* Begin *
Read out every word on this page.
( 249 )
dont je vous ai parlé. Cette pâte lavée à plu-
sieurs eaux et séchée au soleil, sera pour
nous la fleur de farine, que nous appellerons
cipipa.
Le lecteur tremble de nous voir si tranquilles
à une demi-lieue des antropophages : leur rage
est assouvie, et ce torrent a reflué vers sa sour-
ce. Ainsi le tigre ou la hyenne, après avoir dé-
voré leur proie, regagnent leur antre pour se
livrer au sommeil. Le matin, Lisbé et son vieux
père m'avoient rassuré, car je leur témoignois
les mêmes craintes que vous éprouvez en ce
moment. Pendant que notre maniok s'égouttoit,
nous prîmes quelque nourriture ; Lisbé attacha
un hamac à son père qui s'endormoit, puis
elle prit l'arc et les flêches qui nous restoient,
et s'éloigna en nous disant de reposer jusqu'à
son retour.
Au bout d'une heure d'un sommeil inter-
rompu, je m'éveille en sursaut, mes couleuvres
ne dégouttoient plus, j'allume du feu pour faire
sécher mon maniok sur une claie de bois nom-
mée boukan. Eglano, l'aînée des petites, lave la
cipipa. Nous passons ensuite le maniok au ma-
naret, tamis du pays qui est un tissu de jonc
* End *
_Set exercise_
Your task is to return the full listing exactly as it was given.

_Result_
Read out every word on this page.
( 249 )
dont je vous ai parlé. Cette pâte lavée à plu-
sieurs eaux et séchée au soleil, sera pour
nous la fleur de farine, que nous appellerons
cipipa.
Le lecteur tremble de nous voir si tranquilles
à une demi-lieue des antropophages : leur rage
est assouvie, et ce torrent a reflué vers sa sour-
ce. Ainsi le tigre ou la hyenne, après avoir dé-
voré leur proie, regagnent leur antre pour se
livrer au sommeil. Le matin, Lisbé et son vieux
père m'avoient rassuré, car je leur témoignois
les mêmes craintes que vous éprouvez en ce
moment. Pendant que notre maniok s'égouttoit,
nous prîmes quelque nourriture ; Lisbé attacha
un hamac à son père qui s'endormoit, puis
elle prit l'arc et les flêches qui nous restoient,
et s'éloigna en nous disant de reposer jusqu'à
son retour.
Au bout d'une heure d'un sommeil inter-
rompu, je m'éveille en sursaut, mes couleuvres
ne dégouttoient plus, j'allume du feu pour faire
sécher mon maniok sur une claie de bois nom-
mée boukan. Eglano, l'aînée des petites, lave la
cipipa. Nous passons ensuite le maniok au ma-
naret, tamis du pays qui est un tissu de jonc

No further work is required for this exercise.